#### The request
Search the material below for the word "right" and copy every line in which it occurs.

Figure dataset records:
⟨
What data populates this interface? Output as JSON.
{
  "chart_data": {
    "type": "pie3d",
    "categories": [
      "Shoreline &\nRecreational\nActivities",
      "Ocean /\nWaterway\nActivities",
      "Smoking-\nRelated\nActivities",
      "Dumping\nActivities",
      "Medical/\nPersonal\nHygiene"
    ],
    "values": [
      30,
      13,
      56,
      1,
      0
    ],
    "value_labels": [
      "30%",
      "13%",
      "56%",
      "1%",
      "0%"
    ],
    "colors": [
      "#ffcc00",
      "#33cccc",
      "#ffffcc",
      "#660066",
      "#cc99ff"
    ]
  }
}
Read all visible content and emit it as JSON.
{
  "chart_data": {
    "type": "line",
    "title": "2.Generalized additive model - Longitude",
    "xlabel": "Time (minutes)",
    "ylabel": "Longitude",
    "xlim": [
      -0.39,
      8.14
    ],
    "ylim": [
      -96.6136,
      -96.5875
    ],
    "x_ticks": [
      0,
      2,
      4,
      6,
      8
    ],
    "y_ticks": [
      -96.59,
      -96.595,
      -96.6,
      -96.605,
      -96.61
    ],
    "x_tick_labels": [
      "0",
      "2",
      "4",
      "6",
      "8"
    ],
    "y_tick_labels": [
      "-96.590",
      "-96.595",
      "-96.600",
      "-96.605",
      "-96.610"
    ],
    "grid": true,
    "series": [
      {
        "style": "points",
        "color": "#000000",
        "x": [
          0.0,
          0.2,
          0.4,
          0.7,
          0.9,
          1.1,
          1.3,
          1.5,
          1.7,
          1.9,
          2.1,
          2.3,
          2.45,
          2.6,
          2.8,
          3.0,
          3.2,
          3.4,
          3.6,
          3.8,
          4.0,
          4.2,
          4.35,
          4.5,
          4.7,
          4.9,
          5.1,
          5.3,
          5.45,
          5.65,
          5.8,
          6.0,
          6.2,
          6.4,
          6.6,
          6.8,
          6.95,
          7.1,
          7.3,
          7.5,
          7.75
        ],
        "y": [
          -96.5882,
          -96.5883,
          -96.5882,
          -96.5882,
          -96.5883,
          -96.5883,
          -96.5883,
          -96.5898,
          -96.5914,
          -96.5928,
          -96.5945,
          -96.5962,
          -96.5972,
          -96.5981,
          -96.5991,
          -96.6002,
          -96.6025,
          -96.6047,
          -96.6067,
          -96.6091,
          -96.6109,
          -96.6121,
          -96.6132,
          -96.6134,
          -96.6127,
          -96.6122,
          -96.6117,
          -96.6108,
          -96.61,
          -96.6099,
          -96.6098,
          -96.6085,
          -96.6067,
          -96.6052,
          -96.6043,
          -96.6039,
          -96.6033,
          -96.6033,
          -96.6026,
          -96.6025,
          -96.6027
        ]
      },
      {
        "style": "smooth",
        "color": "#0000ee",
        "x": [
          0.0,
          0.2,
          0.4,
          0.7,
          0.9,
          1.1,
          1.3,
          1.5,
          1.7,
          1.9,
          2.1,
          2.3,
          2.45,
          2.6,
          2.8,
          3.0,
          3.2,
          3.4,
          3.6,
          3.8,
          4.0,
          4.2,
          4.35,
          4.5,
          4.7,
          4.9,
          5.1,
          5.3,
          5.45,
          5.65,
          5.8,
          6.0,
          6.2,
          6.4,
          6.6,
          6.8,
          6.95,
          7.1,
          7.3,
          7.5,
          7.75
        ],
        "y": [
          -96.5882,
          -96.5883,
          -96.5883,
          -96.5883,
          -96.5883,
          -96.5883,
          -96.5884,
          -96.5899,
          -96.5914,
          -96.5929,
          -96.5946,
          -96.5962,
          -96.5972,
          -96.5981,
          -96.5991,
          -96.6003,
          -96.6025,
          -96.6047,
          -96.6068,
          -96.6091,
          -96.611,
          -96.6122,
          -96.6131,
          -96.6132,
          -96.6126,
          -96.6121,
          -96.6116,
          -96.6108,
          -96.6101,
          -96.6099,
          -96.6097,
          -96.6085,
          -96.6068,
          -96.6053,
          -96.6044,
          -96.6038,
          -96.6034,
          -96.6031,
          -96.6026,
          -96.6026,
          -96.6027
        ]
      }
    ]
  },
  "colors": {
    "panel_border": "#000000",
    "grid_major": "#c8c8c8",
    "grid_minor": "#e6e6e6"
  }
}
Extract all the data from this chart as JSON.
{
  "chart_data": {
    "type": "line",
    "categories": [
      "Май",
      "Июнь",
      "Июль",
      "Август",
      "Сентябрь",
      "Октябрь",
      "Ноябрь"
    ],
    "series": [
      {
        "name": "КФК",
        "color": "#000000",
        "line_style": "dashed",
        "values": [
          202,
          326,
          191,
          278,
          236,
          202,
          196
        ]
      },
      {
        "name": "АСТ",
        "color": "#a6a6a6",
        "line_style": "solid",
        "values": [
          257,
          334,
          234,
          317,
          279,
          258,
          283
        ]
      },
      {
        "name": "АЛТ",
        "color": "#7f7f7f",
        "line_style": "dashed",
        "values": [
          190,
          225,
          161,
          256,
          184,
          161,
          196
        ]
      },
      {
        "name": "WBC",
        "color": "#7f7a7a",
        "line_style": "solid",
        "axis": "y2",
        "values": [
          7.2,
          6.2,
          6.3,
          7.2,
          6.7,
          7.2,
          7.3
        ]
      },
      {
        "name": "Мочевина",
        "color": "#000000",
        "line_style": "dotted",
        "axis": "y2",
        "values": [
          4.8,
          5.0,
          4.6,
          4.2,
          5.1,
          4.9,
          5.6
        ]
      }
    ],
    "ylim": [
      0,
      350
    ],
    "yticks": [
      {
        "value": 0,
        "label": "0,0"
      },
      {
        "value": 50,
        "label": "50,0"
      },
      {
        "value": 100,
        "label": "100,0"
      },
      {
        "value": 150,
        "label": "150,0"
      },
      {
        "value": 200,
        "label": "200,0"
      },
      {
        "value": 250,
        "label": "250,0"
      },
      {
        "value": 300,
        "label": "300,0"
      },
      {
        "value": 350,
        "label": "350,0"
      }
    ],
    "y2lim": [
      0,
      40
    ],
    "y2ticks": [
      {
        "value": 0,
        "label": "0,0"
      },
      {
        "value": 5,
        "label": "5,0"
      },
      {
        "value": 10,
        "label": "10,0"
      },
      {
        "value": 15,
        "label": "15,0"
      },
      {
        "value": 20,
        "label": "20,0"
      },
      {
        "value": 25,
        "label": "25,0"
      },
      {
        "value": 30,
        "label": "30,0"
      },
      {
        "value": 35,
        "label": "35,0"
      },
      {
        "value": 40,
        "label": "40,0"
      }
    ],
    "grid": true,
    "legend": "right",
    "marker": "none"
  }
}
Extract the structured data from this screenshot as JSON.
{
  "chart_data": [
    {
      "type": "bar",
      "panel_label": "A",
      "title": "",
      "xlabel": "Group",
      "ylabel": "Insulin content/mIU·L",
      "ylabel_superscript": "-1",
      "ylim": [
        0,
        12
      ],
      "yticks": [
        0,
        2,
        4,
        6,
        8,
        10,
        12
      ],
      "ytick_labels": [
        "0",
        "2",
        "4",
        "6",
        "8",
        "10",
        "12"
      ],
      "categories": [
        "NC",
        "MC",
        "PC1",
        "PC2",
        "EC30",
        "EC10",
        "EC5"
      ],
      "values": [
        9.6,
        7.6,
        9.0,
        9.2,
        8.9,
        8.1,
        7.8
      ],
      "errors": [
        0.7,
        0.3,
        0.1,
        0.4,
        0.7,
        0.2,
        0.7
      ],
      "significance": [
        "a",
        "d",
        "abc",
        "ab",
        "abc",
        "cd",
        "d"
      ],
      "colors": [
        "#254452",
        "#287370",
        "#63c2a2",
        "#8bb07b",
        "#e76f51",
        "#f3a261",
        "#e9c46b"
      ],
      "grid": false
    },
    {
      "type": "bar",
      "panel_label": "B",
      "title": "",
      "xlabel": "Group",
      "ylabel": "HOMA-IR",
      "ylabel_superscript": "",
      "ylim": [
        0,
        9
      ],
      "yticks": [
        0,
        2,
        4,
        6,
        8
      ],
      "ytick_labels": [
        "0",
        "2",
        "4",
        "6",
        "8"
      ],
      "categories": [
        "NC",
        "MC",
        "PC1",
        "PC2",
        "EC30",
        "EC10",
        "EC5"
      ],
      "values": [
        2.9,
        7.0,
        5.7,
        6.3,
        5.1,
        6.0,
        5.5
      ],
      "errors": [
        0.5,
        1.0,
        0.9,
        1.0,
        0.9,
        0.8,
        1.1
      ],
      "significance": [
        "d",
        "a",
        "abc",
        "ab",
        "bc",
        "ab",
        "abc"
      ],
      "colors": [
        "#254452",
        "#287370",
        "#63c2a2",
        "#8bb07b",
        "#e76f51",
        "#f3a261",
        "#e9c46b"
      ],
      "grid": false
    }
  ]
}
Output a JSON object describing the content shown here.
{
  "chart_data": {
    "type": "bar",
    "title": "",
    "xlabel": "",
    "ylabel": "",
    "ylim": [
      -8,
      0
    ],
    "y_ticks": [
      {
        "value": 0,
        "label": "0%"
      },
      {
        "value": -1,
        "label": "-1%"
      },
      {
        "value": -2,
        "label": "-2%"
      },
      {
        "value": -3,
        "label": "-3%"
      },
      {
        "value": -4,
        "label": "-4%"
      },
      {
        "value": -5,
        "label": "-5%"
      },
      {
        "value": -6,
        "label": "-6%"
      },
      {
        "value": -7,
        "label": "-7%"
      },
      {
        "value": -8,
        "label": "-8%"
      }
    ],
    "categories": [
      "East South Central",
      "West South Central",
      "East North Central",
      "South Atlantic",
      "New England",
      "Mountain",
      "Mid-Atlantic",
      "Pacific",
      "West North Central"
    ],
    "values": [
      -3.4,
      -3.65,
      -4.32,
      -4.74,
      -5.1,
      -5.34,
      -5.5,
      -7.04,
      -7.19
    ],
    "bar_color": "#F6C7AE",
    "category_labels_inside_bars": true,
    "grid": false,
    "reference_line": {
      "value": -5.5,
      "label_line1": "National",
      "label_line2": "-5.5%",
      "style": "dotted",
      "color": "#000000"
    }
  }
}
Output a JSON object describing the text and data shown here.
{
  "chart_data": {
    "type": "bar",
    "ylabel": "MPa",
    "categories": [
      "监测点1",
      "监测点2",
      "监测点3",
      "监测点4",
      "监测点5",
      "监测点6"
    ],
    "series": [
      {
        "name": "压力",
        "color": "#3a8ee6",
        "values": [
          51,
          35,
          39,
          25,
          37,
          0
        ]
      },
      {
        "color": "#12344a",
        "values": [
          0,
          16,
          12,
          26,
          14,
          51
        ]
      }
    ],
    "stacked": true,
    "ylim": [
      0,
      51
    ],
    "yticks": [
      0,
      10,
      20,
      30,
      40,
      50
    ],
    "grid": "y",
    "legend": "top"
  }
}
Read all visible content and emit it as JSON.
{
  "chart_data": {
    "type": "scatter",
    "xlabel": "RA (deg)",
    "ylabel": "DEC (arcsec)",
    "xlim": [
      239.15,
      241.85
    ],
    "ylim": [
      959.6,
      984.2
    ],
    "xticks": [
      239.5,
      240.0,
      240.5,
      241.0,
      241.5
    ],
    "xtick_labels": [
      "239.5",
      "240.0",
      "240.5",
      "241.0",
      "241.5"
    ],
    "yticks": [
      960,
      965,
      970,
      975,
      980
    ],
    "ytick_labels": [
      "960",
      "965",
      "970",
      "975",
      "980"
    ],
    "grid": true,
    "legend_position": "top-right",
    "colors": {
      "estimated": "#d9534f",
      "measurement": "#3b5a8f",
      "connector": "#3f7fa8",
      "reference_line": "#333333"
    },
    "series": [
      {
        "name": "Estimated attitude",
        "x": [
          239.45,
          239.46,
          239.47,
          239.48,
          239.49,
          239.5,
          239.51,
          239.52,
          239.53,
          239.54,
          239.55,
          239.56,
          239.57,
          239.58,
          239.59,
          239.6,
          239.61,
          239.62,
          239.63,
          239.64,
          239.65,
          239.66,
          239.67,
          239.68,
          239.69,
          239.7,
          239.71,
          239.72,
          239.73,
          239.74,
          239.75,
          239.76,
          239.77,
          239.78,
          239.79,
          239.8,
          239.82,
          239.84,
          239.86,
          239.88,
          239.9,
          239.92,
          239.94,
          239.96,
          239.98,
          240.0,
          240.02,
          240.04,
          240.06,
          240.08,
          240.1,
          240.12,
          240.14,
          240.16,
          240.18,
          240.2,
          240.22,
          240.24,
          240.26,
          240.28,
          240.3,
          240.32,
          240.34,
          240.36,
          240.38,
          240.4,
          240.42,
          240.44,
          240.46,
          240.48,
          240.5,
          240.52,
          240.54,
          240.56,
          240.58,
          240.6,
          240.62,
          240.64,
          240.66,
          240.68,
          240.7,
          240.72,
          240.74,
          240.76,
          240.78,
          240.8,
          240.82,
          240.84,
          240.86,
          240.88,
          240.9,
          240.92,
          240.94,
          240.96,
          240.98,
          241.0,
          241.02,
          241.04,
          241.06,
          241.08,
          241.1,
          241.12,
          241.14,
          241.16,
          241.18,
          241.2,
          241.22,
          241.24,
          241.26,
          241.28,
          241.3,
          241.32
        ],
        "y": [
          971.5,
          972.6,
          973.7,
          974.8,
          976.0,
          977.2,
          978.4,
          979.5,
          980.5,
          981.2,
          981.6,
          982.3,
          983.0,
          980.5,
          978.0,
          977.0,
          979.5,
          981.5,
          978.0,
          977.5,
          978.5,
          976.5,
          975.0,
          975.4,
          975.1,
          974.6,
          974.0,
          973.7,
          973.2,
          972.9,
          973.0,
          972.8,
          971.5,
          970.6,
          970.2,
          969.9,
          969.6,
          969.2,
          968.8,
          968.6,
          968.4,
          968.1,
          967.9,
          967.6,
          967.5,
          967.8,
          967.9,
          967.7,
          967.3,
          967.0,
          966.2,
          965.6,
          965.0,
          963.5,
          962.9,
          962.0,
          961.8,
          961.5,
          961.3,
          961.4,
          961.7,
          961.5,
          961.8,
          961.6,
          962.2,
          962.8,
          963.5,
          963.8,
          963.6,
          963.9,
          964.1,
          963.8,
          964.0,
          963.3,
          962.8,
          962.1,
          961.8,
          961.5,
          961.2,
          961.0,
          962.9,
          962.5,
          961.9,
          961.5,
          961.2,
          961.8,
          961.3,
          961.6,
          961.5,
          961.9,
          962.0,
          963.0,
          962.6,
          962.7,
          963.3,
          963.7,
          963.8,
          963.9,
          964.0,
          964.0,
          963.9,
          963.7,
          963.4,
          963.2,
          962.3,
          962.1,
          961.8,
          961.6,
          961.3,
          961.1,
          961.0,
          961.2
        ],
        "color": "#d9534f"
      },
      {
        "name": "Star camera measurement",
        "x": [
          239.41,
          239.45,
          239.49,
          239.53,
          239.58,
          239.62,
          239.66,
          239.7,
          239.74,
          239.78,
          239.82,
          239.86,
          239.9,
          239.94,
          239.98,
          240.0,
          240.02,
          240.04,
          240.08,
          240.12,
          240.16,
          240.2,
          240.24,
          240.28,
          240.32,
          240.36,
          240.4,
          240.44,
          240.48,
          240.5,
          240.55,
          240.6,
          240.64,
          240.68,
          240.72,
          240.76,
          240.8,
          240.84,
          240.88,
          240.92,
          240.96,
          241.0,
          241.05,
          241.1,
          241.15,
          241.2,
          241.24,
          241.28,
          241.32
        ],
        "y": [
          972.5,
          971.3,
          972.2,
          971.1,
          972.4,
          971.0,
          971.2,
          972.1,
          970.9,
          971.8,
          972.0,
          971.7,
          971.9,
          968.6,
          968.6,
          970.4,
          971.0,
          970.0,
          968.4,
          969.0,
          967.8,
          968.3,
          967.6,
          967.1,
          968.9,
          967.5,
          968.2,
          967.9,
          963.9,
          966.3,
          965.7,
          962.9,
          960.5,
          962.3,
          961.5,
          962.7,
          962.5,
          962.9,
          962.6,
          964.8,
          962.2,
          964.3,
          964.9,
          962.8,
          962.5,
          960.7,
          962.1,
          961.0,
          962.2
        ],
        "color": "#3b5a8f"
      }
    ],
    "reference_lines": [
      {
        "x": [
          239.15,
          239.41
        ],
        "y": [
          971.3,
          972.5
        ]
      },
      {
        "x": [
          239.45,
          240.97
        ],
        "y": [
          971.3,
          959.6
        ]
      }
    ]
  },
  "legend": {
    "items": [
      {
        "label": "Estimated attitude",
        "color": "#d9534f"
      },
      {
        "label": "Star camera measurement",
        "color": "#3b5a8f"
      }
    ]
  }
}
⟩
#### Task response
    "legend": "right",
    "legend_position": "top-right",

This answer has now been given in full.